### TO DO
Below are records to be output exactly, every one of them.

--- BEGIN ---

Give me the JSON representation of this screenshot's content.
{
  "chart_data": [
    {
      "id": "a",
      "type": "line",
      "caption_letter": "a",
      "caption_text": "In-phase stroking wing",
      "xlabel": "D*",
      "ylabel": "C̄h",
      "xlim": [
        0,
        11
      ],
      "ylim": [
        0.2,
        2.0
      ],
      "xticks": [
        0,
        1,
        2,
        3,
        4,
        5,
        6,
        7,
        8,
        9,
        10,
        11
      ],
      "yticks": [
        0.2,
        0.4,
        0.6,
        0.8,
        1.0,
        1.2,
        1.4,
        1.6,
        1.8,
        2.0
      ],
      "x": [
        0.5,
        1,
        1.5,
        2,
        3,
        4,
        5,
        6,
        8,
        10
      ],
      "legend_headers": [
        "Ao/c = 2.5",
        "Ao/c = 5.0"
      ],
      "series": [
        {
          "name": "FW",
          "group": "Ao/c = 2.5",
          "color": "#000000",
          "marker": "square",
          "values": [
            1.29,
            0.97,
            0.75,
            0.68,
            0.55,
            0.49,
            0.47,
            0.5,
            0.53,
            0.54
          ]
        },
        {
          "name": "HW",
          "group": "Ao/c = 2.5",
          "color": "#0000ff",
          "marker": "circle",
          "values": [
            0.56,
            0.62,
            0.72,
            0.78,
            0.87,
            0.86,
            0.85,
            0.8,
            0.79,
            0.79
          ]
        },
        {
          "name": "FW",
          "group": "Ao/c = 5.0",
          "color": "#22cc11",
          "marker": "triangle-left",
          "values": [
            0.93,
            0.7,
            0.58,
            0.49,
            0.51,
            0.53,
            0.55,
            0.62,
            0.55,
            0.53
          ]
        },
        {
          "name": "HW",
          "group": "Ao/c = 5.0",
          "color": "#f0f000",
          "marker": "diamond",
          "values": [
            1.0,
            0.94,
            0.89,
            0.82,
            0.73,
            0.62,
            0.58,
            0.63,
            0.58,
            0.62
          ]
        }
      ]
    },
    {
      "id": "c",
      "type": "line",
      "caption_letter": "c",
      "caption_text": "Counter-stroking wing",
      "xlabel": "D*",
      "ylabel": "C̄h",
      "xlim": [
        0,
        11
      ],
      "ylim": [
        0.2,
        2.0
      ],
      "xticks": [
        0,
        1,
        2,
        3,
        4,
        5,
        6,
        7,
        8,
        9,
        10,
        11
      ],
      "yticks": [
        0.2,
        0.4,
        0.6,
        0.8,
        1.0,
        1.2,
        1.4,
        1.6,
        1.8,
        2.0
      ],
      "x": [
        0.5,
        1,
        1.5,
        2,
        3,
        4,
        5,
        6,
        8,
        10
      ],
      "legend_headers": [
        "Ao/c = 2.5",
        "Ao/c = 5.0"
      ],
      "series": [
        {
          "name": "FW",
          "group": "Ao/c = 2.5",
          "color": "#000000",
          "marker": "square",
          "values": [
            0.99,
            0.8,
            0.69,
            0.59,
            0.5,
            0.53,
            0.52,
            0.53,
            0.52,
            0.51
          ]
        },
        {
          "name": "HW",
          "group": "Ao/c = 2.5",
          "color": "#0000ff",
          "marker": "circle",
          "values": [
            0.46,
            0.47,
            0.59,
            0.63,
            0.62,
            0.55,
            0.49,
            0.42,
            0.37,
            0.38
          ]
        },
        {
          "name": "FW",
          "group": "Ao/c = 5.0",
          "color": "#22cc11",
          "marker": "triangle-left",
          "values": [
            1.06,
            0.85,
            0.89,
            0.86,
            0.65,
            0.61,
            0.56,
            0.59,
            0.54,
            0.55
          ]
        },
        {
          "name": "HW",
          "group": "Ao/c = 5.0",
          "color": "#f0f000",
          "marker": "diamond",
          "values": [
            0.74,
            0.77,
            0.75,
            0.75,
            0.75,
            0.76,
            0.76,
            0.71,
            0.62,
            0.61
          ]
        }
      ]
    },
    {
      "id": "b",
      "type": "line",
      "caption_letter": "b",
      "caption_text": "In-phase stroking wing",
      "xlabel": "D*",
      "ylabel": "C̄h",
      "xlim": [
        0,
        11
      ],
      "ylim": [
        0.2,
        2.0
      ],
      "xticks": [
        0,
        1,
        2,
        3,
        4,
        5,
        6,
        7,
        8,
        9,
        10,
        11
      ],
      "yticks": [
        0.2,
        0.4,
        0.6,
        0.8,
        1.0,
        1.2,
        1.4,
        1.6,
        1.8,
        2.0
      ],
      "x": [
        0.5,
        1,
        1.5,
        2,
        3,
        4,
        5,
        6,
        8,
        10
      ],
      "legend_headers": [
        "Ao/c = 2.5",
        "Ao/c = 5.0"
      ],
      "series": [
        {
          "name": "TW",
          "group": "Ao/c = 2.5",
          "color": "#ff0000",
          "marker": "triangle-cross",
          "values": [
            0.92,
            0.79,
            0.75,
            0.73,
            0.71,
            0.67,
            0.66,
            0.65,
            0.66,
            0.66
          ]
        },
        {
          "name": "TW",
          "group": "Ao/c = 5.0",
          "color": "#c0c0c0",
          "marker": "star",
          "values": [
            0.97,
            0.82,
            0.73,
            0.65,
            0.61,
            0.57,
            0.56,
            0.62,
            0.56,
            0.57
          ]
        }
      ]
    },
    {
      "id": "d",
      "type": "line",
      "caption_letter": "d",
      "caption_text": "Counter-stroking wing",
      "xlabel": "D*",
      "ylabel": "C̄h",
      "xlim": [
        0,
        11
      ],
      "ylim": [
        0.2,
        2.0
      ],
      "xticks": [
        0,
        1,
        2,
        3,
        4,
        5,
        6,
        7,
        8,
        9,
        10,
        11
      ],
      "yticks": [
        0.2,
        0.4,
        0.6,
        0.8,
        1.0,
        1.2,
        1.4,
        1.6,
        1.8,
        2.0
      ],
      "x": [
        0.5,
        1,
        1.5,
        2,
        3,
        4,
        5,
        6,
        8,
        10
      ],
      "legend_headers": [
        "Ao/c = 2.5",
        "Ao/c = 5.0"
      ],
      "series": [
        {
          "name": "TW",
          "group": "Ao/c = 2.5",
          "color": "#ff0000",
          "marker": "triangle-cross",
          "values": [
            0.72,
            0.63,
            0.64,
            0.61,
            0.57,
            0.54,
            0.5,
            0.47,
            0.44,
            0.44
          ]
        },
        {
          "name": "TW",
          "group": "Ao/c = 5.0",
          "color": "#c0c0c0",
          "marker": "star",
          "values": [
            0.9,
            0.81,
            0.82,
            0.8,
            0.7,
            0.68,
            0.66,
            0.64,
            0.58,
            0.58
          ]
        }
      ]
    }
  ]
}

--- END ---

### ANSWER TO THIS TASK
Give me the JSON representation of this screenshot's content.
{
  "chart_data": [
    {
      "id": "a",
      "type": "line",
      "caption_letter": "a",
      "caption_text": "In-phase stroking wing",
      "xlabel": "D*",
      "ylabel": "C̄h",
      "xlim": [
        0,
        11
      ],
      "ylim": [
        0.2,
        2.0
      ],
      "xticks": [
        0,
        1,
        2,
        3,
        4,
        5,
        6,
        7,
        8,
        9,
        10,
        11
      ],
      "yticks": [
        0.2,
        0.4,
        0.6,
        0.8,
        1.0,
        1.2,
        1.4,
        1.6,
        1.8,
        2.0
      ],
      "x": [
        0.5,
        1,
        1.5,
        2,
        3,
        4,
        5,
        6,
        8,
        10
      ],
      "legend_headers": [
        "Ao/c = 2.5",
        "Ao/c = 5.0"
      ],
      "series": [
        {
          "name": "FW",
          "group": "Ao/c = 2.5",
          "color": "#000000",
          "marker": "square",
          "values": [
            1.29,
            0.97,
            0.75,
            0.68,
            0.55,
            0.49,
            0.47,
            0.5,
            0.53,
            0.54
          ]
        },
        {
          "name": "HW",
          "group": "Ao/c = 2.5",
          "color": "#0000ff",
          "marker": "circle",
          "values": [
            0.56,
            0.62,
            0.72,
            0.78,
            0.87,
            0.86,
            0.85,
            0.8,
            0.79,
            0.79
          ]
        },
        {
          "name": "FW",
          "group": "Ao/c = 5.0",
          "color": "#22cc11",
          "marker": "triangle-left",
          "values": [
            0.93,
            0.7,
            0.58,
            0.49,
            0.51,
            0.53,
            0.55,
            0.62,
            0.55,
            0.53
          ]
        },
        {
          "name": "HW",
          "group": "Ao/c = 5.0",
          "color": "#f0f000",
          "marker": "diamond",
          "values": [
            1.0,
            0.94,
            0.89,
            0.82,
            0.73,
            0.62,
            0.58,
            0.63,
            0.58,
            0.62
          ]
        }
      ]
    },
    {
      "id": "c",
      "type": "line",
      "caption_letter": "c",
      "caption_text": "Counter-stroking wing",
      "xlabel": "D*",
      "ylabel": "C̄h",
      "xlim": [
        0,
        11
      ],
      "ylim": [
        0.2,
        2.0
      ],
      "xticks": [
        0,
        1,
        2,
        3,
        4,
        5,
        6,
        7,
        8,
        9,
        10,
        11
      ],
      "yticks": [
        0.2,
        0.4,
        0.6,
        0.8,
        1.0,
        1.2,
        1.4,
        1.6,
        1.8,
        2.0
      ],
      "x": [
        0.5,
        1,
        1.5,
        2,
        3,
        4,
        5,
        6,
        8,
        10
      ],
      "legend_headers": [
        "Ao/c = 2.5",
        "Ao/c = 5.0"
      ],
      "series": [
        {
          "name": "FW",
          "group": "Ao/c = 2.5",
          "color": "#000000",
          "marker": "square",
          "values": [
            0.99,
            0.8,
            0.69,
            0.59,
            0.5,
            0.53,
            0.52,
            0.53,
            0.52,
            0.51
          ]
        },
        {
          "name": "HW",
          "group": "Ao/c = 2.5",
          "color": "#0000ff",
          "marker": "circle",
          "values": [
            0.46,
            0.47,
            0.59,
            0.63,
            0.62,
            0.55,
            0.49,
            0.42,
            0.37,
            0.38
          ]
        },
        {
          "name": "FW",
          "group": "Ao/c = 5.0",
          "color": "#22cc11",
          "marker": "triangle-left",
          "values": [
            1.06,
            0.85,
            0.89,
            0.86,
            0.65,
            0.61,
            0.56,
            0.59,
            0.54,
            0.55
          ]
        },
        {
          "name": "HW",
          "group": "Ao/c = 5.0",
          "color": "#f0f000",
          "marker": "diamond",
          "values": [
            0.74,
            0.77,
            0.75,
            0.75,
            0.75,
            0.76,
            0.76,
            0.71,
            0.62,
            0.61
          ]
        }
      ]
    },
    {
      "id": "b",
      "type": "line",
      "caption_letter": "b",
      "caption_text": "In-phase stroking wing",
      "xlabel": "D*",
      "ylabel": "C̄h",
      "xlim": [
        0,
        11
      ],
      "ylim": [
        0.2,
        2.0
      ],
      "xticks": [
        0,
        1,
        2,
        3,
        4,
        5,
        6,
        7,
        8,
        9,
        10,
        11
      ],
      "yticks": [
        0.2,
        0.4,
        0.6,
        0.8,
        1.0,
        1.2,
        1.4,
        1.6,
        1.8,
        2.0
      ],
      "x": [
        0.5,
        1,
        1.5,
        2,
        3,
        4,
        5,
        6,
        8,
        10
      ],
      "legend_headers": [
        "Ao/c = 2.5",
        "Ao/c = 5.0"
      ],
      "series": [
        {
          "name": "TW",
          "group": "Ao/c = 2.5",
          "color": "#ff0000",
          "marker": "triangle-cross",
          "values": [
            0.92,
            0.79,
            0.75,
            0.73,
            0.71,
            0.67,
            0.66,
            0.65,
            0.66,
            0.66
          ]
        },
        {
          "name": "TW",
          "group": "Ao/c = 5.0",
          "color": "#c0c0c0",
          "marker": "star",
          "values": [
            0.97,
            0.82,
            0.73,
            0.65,
            0.61,
            0.57,
            0.56,
            0.62,
            0.56,
            0.57
          ]
        }
      ]
    },
    {
      "id": "d",
      "type": "line",
      "caption_letter": "d",
      "caption_text": "Counter-stroking wing",
      "xlabel": "D*",
      "ylabel": "C̄h",
      "xlim": [
        0,
        11
      ],
      "ylim": [
        0.2,
        2.0
      ],
      "xticks": [
        0,
        1,
        2,
        3,
        4,
        5,
        6,
        7,
        8,
        9,
        10,
        11
      ],
      "yticks": [
        0.2,
        0.4,
        0.6,
        0.8,
        1.0,
        1.2,
        1.4,
        1.6,
        1.8,
        2.0
      ],
      "x": [
        0.5,
        1,
        1.5,
        2,
        3,
        4,
        5,
        6,
        8,
        10
      ],
      "legend_headers": [
        "Ao/c = 2.5",
        "Ao/c = 5.0"
      ],
      "series": [
        {
          "name": "TW",
          "group": "Ao/c = 2.5",
          "color": "#ff0000",
          "marker": "triangle-cross",
          "values": [
            0.72,
            0.63,
            0.64,
            0.61,
            0.57,
            0.54,
            0.5,
            0.47,
            0.44,
            0.44
          ]
        },
        {
          "name": "TW",
          "group": "Ao/c = 5.0",
          "color": "#c0c0c0",
          "marker": "star",
          "values": [
            0.9,
            0.81,
            0.82,
            0.8,
            0.7,
            0.68,
            0.66,
            0.64,
            0.58,
            0.58
          ]
        }
      ]
    }
  ]
}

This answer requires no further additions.